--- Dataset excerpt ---

◆ ◆ ◆ ◆ ◆ ◆ ◆

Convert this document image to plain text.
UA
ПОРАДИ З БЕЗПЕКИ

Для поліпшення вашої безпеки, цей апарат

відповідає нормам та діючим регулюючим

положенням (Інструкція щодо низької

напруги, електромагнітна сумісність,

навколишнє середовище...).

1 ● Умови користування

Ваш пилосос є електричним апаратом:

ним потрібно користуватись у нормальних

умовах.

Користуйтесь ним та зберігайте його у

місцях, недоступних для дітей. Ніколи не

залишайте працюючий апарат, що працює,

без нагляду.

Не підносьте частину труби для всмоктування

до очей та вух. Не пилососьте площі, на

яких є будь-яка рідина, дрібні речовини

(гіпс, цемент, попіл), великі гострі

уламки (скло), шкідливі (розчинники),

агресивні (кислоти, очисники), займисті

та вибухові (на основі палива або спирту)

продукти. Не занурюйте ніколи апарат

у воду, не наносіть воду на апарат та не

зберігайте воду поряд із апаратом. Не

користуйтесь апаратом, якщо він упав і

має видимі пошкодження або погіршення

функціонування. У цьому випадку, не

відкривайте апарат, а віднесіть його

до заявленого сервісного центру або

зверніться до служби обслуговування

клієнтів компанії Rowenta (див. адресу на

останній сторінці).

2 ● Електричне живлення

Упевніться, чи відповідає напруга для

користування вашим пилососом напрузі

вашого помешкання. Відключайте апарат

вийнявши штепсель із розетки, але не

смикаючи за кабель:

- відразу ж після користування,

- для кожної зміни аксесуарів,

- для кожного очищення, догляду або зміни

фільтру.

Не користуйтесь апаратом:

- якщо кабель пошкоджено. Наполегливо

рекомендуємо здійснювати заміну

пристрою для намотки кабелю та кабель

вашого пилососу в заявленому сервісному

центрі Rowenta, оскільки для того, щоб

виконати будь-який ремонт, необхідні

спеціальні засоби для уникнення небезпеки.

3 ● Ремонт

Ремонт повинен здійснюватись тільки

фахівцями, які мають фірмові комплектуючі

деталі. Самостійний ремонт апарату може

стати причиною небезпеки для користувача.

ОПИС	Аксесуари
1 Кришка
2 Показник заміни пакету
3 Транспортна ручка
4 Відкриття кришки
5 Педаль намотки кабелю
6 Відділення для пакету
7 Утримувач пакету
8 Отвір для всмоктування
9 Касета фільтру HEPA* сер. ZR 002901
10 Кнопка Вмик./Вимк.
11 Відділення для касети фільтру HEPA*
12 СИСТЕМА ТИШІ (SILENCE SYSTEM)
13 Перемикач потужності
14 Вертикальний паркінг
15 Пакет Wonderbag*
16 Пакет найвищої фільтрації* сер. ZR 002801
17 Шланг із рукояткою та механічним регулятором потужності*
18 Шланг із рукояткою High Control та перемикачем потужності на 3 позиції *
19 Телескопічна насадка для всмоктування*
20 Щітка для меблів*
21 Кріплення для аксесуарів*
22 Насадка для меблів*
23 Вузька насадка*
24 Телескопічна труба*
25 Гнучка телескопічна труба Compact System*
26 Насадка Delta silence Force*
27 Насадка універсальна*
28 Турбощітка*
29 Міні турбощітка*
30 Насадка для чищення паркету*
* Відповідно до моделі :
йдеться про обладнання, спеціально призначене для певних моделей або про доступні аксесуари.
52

◆ ◆ ◆ ◆ ◆ ◆ ◆

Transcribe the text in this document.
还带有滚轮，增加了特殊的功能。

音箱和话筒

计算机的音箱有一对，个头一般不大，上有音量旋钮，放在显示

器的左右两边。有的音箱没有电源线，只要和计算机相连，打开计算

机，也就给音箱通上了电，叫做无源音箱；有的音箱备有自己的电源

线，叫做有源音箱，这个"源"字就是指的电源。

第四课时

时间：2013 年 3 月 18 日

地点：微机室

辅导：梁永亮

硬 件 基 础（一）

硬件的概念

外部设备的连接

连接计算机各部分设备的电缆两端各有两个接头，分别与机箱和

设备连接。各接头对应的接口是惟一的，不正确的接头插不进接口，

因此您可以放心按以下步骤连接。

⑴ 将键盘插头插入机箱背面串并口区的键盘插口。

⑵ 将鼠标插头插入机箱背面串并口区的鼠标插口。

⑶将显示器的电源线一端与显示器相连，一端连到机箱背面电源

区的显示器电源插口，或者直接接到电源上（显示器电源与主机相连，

◆ ◆ ◆ ◆ ◆ ◆ ◆

--- EXERCISE OBJECTIVE ---
Look above for lines with the word "document" and copy them all.

--- ANSWER IN FULL ---
Convert this document image to plain text.
Transcribe the text in this document.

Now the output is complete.